[Source records]
-.-.-
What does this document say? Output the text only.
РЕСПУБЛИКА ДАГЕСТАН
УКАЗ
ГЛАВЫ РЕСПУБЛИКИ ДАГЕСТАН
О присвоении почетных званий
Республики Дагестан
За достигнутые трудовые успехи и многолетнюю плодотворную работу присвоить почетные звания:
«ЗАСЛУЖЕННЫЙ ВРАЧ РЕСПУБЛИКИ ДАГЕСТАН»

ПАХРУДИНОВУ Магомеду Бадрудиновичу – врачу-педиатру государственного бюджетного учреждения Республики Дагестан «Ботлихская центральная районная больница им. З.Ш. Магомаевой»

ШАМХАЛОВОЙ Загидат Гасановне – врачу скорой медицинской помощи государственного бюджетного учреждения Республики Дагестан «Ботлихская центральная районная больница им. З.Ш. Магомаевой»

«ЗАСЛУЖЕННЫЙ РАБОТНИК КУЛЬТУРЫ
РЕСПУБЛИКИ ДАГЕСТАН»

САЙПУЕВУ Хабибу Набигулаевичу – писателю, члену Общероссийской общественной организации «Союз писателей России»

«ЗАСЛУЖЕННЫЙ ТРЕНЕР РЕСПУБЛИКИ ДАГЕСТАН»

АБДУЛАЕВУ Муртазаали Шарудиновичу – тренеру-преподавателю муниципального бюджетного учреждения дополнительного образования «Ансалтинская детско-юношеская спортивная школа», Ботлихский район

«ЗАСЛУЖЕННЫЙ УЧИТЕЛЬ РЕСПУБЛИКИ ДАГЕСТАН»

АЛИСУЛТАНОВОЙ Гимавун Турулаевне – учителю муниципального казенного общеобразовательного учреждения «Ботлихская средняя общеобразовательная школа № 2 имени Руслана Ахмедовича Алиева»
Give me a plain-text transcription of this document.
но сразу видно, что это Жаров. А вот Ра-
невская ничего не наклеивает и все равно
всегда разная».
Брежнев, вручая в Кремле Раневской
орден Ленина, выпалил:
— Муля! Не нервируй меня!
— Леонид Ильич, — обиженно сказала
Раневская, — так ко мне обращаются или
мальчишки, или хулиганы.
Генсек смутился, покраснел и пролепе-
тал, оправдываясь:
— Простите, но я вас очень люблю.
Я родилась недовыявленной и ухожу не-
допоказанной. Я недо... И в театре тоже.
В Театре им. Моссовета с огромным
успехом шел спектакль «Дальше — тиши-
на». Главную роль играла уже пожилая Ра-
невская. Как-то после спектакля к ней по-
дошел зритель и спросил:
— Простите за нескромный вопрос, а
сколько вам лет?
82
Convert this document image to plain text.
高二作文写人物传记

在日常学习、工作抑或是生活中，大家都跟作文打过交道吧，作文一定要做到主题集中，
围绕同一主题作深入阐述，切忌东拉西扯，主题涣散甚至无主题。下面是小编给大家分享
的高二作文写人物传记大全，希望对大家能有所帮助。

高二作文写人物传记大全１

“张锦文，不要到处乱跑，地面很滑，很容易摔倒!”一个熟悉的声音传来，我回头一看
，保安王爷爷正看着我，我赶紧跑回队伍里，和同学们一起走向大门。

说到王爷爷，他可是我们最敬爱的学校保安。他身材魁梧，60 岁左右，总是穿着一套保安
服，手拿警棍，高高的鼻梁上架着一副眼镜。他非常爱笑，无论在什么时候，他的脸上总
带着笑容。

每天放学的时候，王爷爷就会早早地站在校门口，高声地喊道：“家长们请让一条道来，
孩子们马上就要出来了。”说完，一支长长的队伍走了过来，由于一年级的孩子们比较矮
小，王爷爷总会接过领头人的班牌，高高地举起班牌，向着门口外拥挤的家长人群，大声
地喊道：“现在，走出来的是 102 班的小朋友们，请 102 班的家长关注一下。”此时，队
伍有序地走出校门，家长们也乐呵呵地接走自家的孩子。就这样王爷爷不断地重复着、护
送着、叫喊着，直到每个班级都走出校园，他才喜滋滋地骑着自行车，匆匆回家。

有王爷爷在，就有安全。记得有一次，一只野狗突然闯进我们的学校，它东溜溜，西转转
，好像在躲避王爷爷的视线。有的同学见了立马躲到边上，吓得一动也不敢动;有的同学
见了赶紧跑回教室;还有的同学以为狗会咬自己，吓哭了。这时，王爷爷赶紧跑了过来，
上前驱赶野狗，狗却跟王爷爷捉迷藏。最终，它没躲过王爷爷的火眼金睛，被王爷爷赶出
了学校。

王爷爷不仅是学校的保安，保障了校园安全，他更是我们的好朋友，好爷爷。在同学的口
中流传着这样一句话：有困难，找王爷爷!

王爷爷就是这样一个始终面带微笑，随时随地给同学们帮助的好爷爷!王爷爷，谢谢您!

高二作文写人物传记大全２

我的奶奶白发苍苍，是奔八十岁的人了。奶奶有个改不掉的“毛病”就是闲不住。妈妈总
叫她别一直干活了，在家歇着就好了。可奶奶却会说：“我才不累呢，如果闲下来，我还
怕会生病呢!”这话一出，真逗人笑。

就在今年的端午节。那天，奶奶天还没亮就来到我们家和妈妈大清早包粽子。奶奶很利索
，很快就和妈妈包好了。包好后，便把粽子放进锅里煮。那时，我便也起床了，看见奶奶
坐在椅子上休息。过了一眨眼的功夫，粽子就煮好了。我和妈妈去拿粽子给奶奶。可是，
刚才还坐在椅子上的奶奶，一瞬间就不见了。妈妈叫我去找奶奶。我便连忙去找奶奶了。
-.-.-
* [WORK TO BE COMPLETED]:
Starting with the line that contains "Convert this document image to plain text.", output every line through the end of the listing above, unchanged.

* [THE SOLUTION]:
Convert this document image to plain text.
高二作文写人物传记

在日常学习、工作抑或是生活中，大家都跟作文打过交道吧，作文一定要做到主题集中，
围绕同一主题作深入阐述，切忌东拉西扯，主题涣散甚至无主题。下面是小编给大家分享
的高二作文写人物传记大全，希望对大家能有所帮助。

高二作文写人物传记大全１

“张锦文，不要到处乱跑，地面很滑，很容易摔倒!”一个熟悉的声音传来，我回头一看
，保安王爷爷正看着我，我赶紧跑回队伍里，和同学们一起走向大门。

说到王爷爷，他可是我们最敬爱的学校保安。他身材魁梧，60 岁左右，总是穿着一套保安
服，手拿警棍，高高的鼻梁上架着一副眼镜。他非常爱笑，无论在什么时候，他的脸上总
带着笑容。

每天放学的时候，王爷爷就会早早地站在校门口，高声地喊道：“家长们请让一条道来，
孩子们马上就要出来了。”说完，一支长长的队伍走了过来，由于一年级的孩子们比较矮
小，王爷爷总会接过领头人的班牌，高高地举起班牌，向着门口外拥挤的家长人群，大声
地喊道：“现在，走出来的是 102 班的小朋友们，请 102 班的家长关注一下。”此时，队
伍有序地走出校门，家长们也乐呵呵地接走自家的孩子。就这样王爷爷不断地重复着、护
送着、叫喊着，直到每个班级都走出校园，他才喜滋滋地骑着自行车，匆匆回家。

有王爷爷在，就有安全。记得有一次，一只野狗突然闯进我们的学校，它东溜溜，西转转
，好像在躲避王爷爷的视线。有的同学见了立马躲到边上，吓得一动也不敢动;有的同学
见了赶紧跑回教室;还有的同学以为狗会咬自己，吓哭了。这时，王爷爷赶紧跑了过来，
上前驱赶野狗，狗却跟王爷爷捉迷藏。最终，它没躲过王爷爷的火眼金睛，被王爷爷赶出
了学校。

王爷爷不仅是学校的保安，保障了校园安全，他更是我们的好朋友，好爷爷。在同学的口
中流传着这样一句话：有困难，找王爷爷!

王爷爷就是这样一个始终面带微笑，随时随地给同学们帮助的好爷爷!王爷爷，谢谢您!

高二作文写人物传记大全２

我的奶奶白发苍苍，是奔八十岁的人了。奶奶有个改不掉的“毛病”就是闲不住。妈妈总
叫她别一直干活了，在家歇着就好了。可奶奶却会说：“我才不累呢，如果闲下来，我还
怕会生病呢!”这话一出，真逗人笑。

就在今年的端午节。那天，奶奶天还没亮就来到我们家和妈妈大清早包粽子。奶奶很利索
，很快就和妈妈包好了。包好后，便把粽子放进锅里煮。那时，我便也起床了，看见奶奶
坐在椅子上休息。过了一眨眼的功夫，粽子就煮好了。我和妈妈去拿粽子给奶奶。可是，
刚才还坐在椅子上的奶奶，一瞬间就不见了。妈妈叫我去找奶奶。我便连忙去找奶奶了。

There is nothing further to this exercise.